● Records for the task
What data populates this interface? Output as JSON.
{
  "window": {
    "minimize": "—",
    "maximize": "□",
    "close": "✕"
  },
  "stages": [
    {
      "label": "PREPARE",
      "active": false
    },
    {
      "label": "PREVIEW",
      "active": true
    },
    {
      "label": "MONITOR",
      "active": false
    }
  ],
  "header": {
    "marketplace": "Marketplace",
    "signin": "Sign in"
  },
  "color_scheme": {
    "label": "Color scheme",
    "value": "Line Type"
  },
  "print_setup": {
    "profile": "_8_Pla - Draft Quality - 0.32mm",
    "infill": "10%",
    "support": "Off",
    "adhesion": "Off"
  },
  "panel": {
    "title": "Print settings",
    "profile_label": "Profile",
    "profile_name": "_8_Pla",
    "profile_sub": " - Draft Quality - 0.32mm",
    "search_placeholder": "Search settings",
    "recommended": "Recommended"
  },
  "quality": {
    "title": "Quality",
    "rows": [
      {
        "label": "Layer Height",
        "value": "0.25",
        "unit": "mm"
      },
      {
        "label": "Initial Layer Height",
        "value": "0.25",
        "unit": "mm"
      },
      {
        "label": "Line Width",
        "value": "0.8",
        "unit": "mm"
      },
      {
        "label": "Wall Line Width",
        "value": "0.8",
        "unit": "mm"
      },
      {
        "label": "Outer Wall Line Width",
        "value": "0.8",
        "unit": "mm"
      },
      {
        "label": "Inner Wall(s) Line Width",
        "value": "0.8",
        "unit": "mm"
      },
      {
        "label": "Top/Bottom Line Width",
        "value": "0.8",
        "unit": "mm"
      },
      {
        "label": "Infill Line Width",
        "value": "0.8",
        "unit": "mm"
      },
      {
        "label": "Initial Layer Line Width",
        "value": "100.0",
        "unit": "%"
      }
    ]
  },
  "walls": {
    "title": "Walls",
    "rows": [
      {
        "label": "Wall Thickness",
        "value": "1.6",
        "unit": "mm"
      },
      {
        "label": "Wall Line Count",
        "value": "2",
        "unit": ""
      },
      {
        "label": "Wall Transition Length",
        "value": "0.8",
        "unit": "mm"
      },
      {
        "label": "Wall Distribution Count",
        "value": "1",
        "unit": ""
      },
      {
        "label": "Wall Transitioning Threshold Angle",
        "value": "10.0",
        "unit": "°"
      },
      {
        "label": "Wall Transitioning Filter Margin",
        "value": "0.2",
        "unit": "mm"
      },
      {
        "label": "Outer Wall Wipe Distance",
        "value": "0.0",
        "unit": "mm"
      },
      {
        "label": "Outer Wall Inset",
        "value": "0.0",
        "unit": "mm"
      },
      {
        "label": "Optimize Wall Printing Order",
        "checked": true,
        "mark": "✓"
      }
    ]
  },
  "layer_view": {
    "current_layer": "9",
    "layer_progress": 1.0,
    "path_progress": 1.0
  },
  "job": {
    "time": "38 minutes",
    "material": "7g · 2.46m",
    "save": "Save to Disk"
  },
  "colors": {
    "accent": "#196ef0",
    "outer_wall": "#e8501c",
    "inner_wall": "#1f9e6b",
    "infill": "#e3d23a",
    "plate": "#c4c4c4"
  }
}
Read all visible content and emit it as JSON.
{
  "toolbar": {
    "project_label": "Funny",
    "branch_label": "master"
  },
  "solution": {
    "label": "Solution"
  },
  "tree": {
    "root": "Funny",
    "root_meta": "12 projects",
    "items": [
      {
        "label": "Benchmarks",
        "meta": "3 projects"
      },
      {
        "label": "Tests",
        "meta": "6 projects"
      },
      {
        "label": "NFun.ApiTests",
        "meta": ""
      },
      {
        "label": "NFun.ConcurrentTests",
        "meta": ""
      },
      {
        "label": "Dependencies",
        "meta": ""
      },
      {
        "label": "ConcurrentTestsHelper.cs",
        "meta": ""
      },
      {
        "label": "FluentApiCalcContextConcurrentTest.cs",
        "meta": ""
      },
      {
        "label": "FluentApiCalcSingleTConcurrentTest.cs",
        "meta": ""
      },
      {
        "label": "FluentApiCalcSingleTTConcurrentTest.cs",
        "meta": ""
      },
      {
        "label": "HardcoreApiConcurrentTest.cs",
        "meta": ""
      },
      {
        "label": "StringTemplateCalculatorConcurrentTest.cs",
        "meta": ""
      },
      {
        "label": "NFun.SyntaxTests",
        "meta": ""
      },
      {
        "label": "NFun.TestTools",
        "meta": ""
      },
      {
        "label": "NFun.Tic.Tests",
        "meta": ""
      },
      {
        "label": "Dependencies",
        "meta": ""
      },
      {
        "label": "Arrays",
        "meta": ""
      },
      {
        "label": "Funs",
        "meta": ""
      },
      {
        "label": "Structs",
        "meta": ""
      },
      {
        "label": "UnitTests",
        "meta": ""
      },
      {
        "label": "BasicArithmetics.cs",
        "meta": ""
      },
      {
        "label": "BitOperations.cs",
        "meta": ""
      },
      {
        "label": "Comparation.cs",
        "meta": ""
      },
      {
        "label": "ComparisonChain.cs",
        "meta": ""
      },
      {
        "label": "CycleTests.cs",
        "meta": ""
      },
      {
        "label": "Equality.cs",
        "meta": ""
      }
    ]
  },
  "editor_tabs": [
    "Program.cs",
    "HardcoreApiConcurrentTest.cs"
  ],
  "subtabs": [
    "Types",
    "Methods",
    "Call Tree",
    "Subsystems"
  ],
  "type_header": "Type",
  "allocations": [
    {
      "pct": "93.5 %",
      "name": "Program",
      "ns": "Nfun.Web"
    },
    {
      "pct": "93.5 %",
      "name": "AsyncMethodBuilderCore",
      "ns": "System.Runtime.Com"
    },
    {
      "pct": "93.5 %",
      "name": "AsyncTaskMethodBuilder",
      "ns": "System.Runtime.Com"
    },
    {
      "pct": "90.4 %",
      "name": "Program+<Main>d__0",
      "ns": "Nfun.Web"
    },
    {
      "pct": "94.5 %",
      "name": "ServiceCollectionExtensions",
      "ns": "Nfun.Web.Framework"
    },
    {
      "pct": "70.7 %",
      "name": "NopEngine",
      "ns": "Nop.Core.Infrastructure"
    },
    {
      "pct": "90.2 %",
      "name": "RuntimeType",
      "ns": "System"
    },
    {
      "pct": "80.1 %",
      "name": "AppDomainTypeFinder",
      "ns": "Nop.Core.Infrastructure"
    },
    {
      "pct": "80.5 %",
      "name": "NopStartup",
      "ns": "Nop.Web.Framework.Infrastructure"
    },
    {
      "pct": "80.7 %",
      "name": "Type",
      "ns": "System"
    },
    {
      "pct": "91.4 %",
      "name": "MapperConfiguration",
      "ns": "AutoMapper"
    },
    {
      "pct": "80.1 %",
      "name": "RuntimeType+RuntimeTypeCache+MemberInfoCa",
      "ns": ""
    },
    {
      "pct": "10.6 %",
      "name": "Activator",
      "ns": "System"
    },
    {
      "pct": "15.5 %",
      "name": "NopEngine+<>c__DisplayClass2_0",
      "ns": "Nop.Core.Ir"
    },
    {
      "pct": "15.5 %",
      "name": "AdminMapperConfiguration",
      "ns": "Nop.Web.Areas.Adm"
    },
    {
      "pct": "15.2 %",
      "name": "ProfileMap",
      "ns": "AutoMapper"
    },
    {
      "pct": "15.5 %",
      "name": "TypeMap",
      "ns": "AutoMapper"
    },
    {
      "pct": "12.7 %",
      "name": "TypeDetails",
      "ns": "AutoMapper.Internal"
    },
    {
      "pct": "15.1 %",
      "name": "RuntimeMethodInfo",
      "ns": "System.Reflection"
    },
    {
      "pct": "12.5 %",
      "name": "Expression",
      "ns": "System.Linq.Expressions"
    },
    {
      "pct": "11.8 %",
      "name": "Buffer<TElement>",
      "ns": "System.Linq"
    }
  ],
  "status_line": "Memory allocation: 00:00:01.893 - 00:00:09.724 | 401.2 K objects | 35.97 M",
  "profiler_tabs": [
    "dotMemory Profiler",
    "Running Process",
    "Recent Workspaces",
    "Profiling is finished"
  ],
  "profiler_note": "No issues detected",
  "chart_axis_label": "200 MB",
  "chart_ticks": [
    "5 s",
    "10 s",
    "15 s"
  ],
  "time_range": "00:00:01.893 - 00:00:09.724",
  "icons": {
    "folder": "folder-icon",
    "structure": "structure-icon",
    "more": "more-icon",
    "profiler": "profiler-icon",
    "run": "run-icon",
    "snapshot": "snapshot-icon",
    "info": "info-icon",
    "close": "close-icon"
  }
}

● Problem requirements
The required output is the number of lines containing the word "JSON", and nothing besides.

● Exercise output
2